Task objective.
The listing beneath should be written out in full, exactly as shown.

Provided data.
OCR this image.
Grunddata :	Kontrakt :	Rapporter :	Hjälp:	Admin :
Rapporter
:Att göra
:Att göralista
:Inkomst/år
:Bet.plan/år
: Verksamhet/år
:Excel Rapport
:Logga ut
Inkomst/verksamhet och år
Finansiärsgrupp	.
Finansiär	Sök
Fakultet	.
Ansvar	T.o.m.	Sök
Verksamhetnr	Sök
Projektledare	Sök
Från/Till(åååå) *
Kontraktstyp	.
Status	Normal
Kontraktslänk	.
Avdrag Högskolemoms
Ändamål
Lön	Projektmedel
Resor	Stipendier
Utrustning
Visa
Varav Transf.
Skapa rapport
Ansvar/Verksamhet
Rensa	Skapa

Output below.
OCR this image.
Grunddata :	Kontrakt :	Rapporter :	Hjälp:	Admin :
Rapporter
:Att göra
:Att göralista
:Inkomst/år
:Bet.plan/år
: Verksamhet/år
:Excel Rapport
:Logga ut
Inkomst/verksamhet och år
Finansiärsgrupp	.
Finansiär	Sök
Fakultet	.
Ansvar	T.o.m.	Sök
Verksamhetnr	Sök
Projektledare	Sök
Från/Till(åååå) *
Kontraktstyp	.
Status	Normal
Kontraktslänk	.
Avdrag Högskolemoms
Ändamål
Lön	Projektmedel
Resor	Stipendier
Utrustning
Visa
Varav Transf.
Skapa rapport
Ansvar/Verksamhet
Rensa	Skapa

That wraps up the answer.